Short problem:
Print every record below verbatim, line for line, with no changes.

□ □ □ □ □ □ □

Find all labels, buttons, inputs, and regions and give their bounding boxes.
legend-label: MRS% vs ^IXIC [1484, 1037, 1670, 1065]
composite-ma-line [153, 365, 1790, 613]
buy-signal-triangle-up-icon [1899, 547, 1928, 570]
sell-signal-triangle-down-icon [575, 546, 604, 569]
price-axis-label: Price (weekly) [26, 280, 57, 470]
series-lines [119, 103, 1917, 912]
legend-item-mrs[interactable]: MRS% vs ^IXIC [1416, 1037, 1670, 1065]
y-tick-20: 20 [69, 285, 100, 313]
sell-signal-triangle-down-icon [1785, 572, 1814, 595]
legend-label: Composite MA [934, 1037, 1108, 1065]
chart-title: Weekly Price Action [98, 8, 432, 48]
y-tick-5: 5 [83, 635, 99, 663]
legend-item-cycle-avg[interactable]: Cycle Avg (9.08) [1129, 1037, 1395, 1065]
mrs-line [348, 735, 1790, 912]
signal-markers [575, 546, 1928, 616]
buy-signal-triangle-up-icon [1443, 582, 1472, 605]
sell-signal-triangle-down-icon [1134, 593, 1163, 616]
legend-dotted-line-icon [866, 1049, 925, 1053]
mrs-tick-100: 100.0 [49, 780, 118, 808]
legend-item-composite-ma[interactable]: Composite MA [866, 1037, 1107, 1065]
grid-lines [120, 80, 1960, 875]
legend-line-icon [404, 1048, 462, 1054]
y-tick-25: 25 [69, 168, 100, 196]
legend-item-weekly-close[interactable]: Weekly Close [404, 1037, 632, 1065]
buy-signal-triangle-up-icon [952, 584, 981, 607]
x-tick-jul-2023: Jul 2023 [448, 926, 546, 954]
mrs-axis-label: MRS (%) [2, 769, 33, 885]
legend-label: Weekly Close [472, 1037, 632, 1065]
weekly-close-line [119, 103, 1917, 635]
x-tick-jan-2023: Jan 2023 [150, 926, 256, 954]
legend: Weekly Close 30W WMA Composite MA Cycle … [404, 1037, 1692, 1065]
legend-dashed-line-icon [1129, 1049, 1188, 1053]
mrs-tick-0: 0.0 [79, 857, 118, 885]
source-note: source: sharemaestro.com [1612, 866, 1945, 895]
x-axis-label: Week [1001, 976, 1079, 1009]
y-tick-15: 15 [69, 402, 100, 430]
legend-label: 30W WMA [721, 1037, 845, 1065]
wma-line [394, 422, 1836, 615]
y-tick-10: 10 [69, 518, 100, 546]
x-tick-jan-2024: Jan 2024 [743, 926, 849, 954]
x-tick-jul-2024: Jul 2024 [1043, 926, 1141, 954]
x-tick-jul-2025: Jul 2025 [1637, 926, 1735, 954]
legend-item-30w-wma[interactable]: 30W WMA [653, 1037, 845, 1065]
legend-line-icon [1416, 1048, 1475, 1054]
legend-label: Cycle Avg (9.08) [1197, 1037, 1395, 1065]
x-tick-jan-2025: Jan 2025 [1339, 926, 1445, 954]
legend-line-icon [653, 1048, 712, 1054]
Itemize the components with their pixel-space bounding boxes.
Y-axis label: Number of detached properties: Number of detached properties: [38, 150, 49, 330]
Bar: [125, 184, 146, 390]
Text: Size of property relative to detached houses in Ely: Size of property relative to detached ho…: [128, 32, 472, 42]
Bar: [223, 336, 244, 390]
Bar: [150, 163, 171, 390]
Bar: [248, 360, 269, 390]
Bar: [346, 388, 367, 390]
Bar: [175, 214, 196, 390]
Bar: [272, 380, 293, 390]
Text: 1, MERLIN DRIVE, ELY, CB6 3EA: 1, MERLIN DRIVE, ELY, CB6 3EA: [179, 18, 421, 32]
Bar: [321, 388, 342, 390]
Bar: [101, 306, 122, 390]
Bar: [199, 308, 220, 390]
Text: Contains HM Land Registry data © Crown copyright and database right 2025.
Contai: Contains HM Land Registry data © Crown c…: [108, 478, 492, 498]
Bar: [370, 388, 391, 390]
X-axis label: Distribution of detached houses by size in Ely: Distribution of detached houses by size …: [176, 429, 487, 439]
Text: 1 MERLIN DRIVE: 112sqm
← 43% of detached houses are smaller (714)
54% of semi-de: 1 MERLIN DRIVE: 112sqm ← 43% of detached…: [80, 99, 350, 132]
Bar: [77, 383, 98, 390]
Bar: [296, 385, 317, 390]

□ □ □ □ □ □ □

Output:
Find all labels, buttons, inputs, and regions and give their bounding boxes.
legend-label: MRS% vs ^IXIC [1484, 1037, 1670, 1065]
composite-ma-line [153, 365, 1790, 613]
buy-signal-triangle-up-icon [1899, 547, 1928, 570]
sell-signal-triangle-down-icon [575, 546, 604, 569]
price-axis-label: Price (weekly) [26, 280, 57, 470]
series-lines [119, 103, 1917, 912]
legend-item-mrs[interactable]: MRS% vs ^IXIC [1416, 1037, 1670, 1065]
y-tick-20: 20 [69, 285, 100, 313]
sell-signal-triangle-down-icon [1785, 572, 1814, 595]
legend-label: Composite MA [934, 1037, 1108, 1065]
chart-title: Weekly Price Action [98, 8, 432, 48]
y-tick-5: 5 [83, 635, 99, 663]
legend-item-cycle-avg[interactable]: Cycle Avg (9.08) [1129, 1037, 1395, 1065]
mrs-line [348, 735, 1790, 912]
signal-markers [575, 546, 1928, 616]
buy-signal-triangle-up-icon [1443, 582, 1472, 605]
sell-signal-triangle-down-icon [1134, 593, 1163, 616]
legend-dotted-line-icon [866, 1049, 925, 1053]
mrs-tick-100: 100.0 [49, 780, 118, 808]
legend-item-composite-ma[interactable]: Composite MA [866, 1037, 1107, 1065]
grid-lines [120, 80, 1960, 875]
legend-line-icon [404, 1048, 462, 1054]
y-tick-25: 25 [69, 168, 100, 196]
legend-item-weekly-close[interactable]: Weekly Close [404, 1037, 632, 1065]
buy-signal-triangle-up-icon [952, 584, 981, 607]
x-tick-jul-2023: Jul 2023 [448, 926, 546, 954]
mrs-axis-label: MRS (%) [2, 769, 33, 885]
legend-label: Weekly Close [472, 1037, 632, 1065]
weekly-close-line [119, 103, 1917, 635]
x-tick-jan-2023: Jan 2023 [150, 926, 256, 954]
legend: Weekly Close 30W WMA Composite MA Cycle … [404, 1037, 1692, 1065]
legend-dashed-line-icon [1129, 1049, 1188, 1053]
mrs-tick-0: 0.0 [79, 857, 118, 885]
source-note: source: sharemaestro.com [1612, 866, 1945, 895]
x-axis-label: Week [1001, 976, 1079, 1009]
y-tick-15: 15 [69, 402, 100, 430]
legend-label: 30W WMA [721, 1037, 845, 1065]
wma-line [394, 422, 1836, 615]
y-tick-10: 10 [69, 518, 100, 546]
x-tick-jan-2024: Jan 2024 [743, 926, 849, 954]
x-tick-jul-2024: Jul 2024 [1043, 926, 1141, 954]
x-tick-jul-2025: Jul 2025 [1637, 926, 1735, 954]
legend-item-30w-wma[interactable]: 30W WMA [653, 1037, 845, 1065]
legend-line-icon [1416, 1048, 1475, 1054]
legend-label: Cycle Avg (9.08) [1197, 1037, 1395, 1065]
x-tick-jan-2025: Jan 2025 [1339, 926, 1445, 954]
legend-line-icon [653, 1048, 712, 1054]
Itemize the components with their pixel-space bounding boxes.
Y-axis label: Number of detached properties: Number of detached properties: [38, 150, 49, 330]
Bar: [125, 184, 146, 390]
Text: Size of property relative to detached houses in Ely: Size of property relative to detached ho…: [128, 32, 472, 42]
Bar: [223, 336, 244, 390]
Bar: [150, 163, 171, 390]
Bar: [248, 360, 269, 390]
Bar: [346, 388, 367, 390]
Bar: [175, 214, 196, 390]
Bar: [272, 380, 293, 390]
Text: 1, MERLIN DRIVE, ELY, CB6 3EA: 1, MERLIN DRIVE, ELY, CB6 3EA: [179, 18, 421, 32]
Bar: [321, 388, 342, 390]
Bar: [101, 306, 122, 390]
Bar: [199, 308, 220, 390]
Text: Contains HM Land Registry data © Crown copyright and database right 2025.
Contai: Contains HM Land Registry data © Crown c…: [108, 478, 492, 498]
Bar: [370, 388, 391, 390]
X-axis label: Distribution of detached houses by size in Ely: Distribution of detached houses by size …: [176, 429, 487, 439]
Text: 1 MERLIN DRIVE: 112sqm
← 43% of detached houses are smaller (714)
54% of semi-de: 1 MERLIN DRIVE: 112sqm ← 43% of detached…: [80, 99, 350, 132]
Bar: [77, 383, 98, 390]
Bar: [296, 385, 317, 390]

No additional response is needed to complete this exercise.